WORK INSTRUCTIONS: Find the lines in these entries that include the word "spell" and state how many there are, with no other words.

INPUT:
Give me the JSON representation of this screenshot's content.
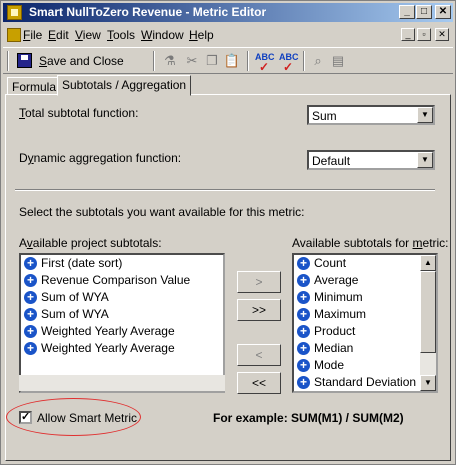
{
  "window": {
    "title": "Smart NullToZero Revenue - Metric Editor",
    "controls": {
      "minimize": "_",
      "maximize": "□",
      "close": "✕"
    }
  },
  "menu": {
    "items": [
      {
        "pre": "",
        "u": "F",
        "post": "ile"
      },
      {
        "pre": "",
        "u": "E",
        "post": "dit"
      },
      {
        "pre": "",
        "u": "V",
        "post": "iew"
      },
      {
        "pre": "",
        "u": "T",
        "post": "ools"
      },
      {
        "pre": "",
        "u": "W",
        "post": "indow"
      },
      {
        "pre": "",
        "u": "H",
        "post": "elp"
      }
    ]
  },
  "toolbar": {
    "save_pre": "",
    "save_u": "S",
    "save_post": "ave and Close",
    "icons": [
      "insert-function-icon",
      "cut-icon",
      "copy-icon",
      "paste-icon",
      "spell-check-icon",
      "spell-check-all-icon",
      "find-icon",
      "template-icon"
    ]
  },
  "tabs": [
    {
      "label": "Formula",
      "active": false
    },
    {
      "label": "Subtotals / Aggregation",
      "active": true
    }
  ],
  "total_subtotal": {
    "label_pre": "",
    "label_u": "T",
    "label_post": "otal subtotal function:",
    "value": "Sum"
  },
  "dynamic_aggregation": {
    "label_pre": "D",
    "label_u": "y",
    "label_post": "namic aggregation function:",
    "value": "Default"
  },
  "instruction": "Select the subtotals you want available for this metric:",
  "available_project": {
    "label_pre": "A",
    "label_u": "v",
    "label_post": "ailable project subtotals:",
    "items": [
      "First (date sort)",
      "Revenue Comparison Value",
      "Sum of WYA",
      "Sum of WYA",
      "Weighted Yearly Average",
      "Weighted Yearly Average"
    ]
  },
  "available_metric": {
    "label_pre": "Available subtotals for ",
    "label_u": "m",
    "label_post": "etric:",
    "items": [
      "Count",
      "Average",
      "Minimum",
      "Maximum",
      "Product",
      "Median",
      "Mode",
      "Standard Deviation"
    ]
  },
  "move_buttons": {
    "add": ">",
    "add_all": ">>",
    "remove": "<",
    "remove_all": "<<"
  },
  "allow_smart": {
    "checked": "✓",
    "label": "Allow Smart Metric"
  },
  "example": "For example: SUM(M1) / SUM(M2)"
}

OUTPUT FOR THIS EXERCISE: 2